- _Set problem_
Among the lines below, list those containing the string "this".

- _Listing_
■ ■ ■
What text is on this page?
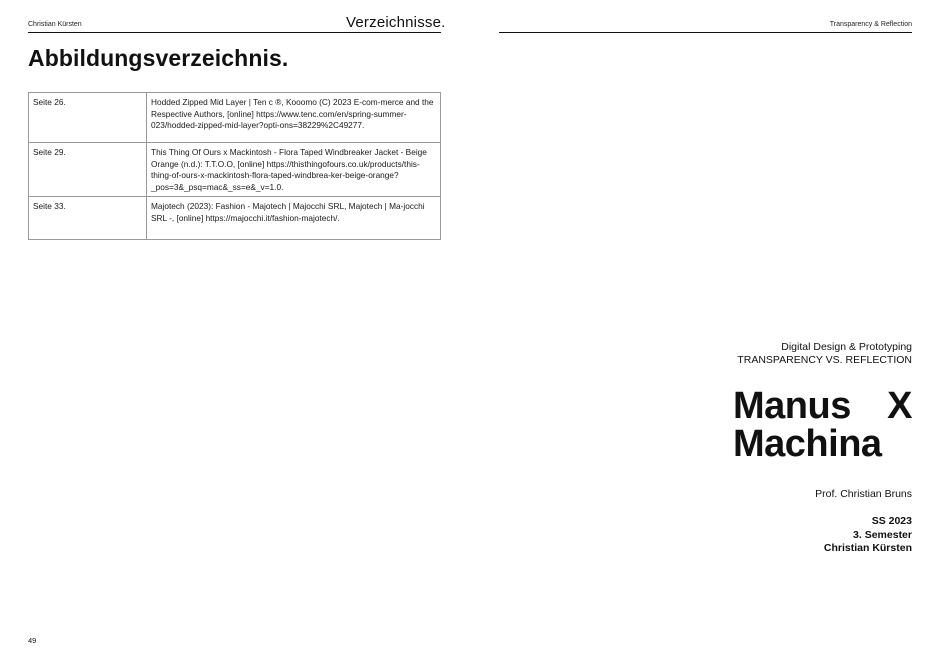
Christian Kürsten	Verzeichnisse.
Abbildungsverzeichnis.
Seite 26.	Hodded Zipped Mid Layer | Ten c ®, Kooomo (C) 2023 E-com-merce and the Respective Authors, [online] https://www.tenc.com/en/spring-summer-023/hodded-zipped-mid-layer?opti-ons=38229%2C49277.
Seite 29.	This Thing Of Ours x Mackintosh - Flora Taped Windbreaker Jacket - Beige Orange (n.d.): T.T.O.O, [online] https://thisthingofours.co.uk/products/this-thing-of-ours-x-mackintosh-flora-taped-windbrea-ker-beige-orange?_pos=3&_psq=mac&_ss=e&_v=1.0.
Seite 33.	Majotech (2023): Fashion - Majotech | Majocchi SRL, Majotech | Ma-jocchi SRL -, [online] https://majocchi.it/fashion-majotech/.
49
Transparency & Reflection
Digital Design & Prototyping
TRANSPARENCY VS. REFLECTION
Manus X
Machina
Prof. Christian Bruns
SS 2023
3. Semester
Christian Kürsten
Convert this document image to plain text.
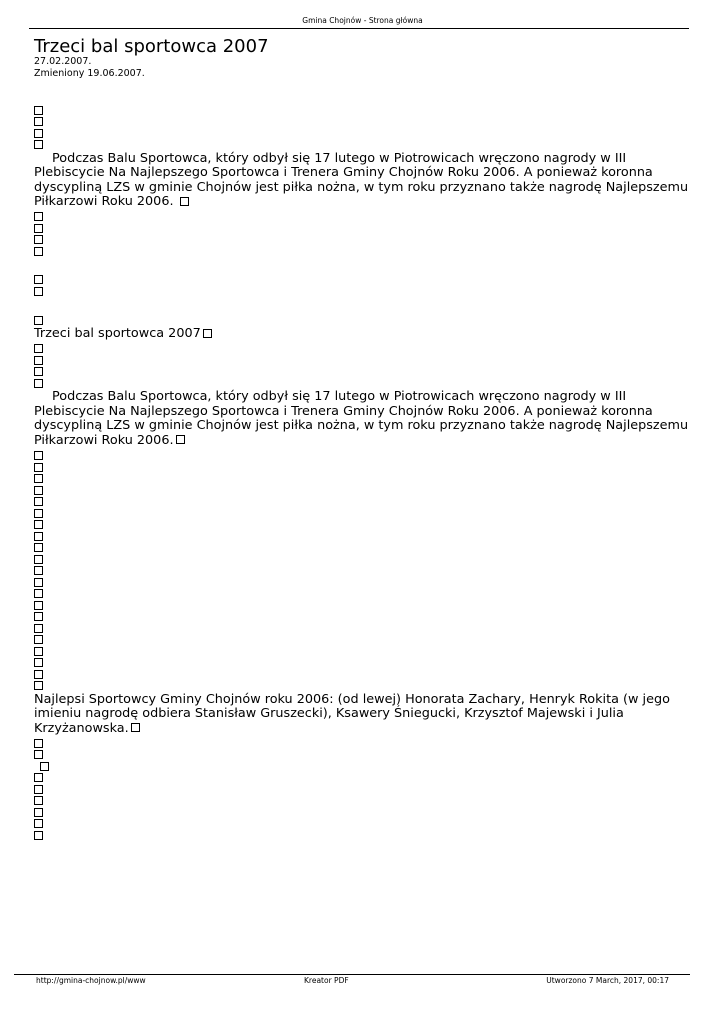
Gmina Chojnów - Strona główna
Trzeci bal sportowca 2007
27.02.2007.
Zmieniony 19.06.2007.

Podczas Balu Sportowca, który odbył się 17 lutego w Piotrowicach wręczono nagrody w III Plebiscycie Na Najlepszego Sportowca i Trenera Gminy Chojnów Roku 2006. A ponieważ koronna dyscypliną LZS w gminie Chojnów jest piłka nożna, w tym roku przyznano także nagrodę Najlepszemu Piłkarzowi Roku 2006.

Trzeci bal sportowca 2007

Podczas Balu Sportowca, który odbył się 17 lutego w Piotrowicach wręczono nagrody w III Plebiscycie Na Najlepszego Sportowca i Trenera Gminy Chojnów Roku 2006. A ponieważ koronna dyscypliną LZS w gminie Chojnów jest piłka nożna, w tym roku przyznano także nagrodę Najlepszemu Piłkarzowi Roku 2006.

Najlepsi Sportowcy Gminy Chojnów roku 2006: (od lewej) Honorata Zachary, Henryk Rokita (w jego imieniu nagrodę odbiera Stanisław Gruszecki), Ksawery Śniegucki, Krzysztof Majewski i Julia Krzyżanowska.

http://gmina-chojnow.pl/www	Kreator PDF	Utworzono 7 March, 2017, 00:17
■ ■ ■
- _Completed exercise_
What text is on this page?
Seite 29.	This Thing Of Ours x Mackintosh - Flora Taped Windbreaker Jacket - Beige Orange (n.d.): T.T.O.O, [online] https://thisthingofours.co.uk/products/this-thing-of-ours-x-mackintosh-flora-taped-windbrea-ker-beige-orange?_pos=3&_psq=mac&_ss=e&_v=1.0.
Convert this document image to plain text.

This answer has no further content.